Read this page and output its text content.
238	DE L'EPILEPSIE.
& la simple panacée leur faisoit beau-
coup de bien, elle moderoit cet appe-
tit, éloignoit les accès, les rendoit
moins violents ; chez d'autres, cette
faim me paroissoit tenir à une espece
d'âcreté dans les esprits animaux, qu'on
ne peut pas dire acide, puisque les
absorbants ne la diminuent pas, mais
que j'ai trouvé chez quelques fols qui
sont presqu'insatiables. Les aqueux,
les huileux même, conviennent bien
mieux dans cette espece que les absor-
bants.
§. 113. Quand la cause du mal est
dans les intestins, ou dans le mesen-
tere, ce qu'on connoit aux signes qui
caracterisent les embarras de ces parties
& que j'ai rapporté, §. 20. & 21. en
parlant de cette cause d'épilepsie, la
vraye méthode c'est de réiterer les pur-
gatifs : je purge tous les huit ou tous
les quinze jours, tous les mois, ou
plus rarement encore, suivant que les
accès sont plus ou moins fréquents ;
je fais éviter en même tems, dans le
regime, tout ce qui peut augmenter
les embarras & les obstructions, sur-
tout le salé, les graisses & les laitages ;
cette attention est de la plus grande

════════════════════

Task requirements: Copy each record from above without leaving any out.

In response:
Read this page and output its text content.
238	DE L'EPILEPSIE.
& la simple panacée leur faisoit beau-
coup de bien, elle moderoit cet appe-
tit, éloignoit les accès, les rendoit
moins violents ; chez d'autres, cette
faim me paroissoit tenir à une espece
d'âcreté dans les esprits animaux, qu'on
ne peut pas dire acide, puisque les
absorbants ne la diminuent pas, mais
que j'ai trouvé chez quelques fols qui
sont presqu'insatiables. Les aqueux,
les huileux même, conviennent bien
mieux dans cette espece que les absor-
bants.
§. 113. Quand la cause du mal est
dans les intestins, ou dans le mesen-
tere, ce qu'on connoit aux signes qui
caracterisent les embarras de ces parties
& que j'ai rapporté, §. 20. & 21. en
parlant de cette cause d'épilepsie, la
vraye méthode c'est de réiterer les pur-
gatifs : je purge tous les huit ou tous
les quinze jours, tous les mois, ou
plus rarement encore, suivant que les
accès sont plus ou moins fréquents ;
je fais éviter en même tems, dans le
regime, tout ce qui peut augmenter
les embarras & les obstructions, sur-
tout le salé, les graisses & les laitages ;
cette attention est de la plus grande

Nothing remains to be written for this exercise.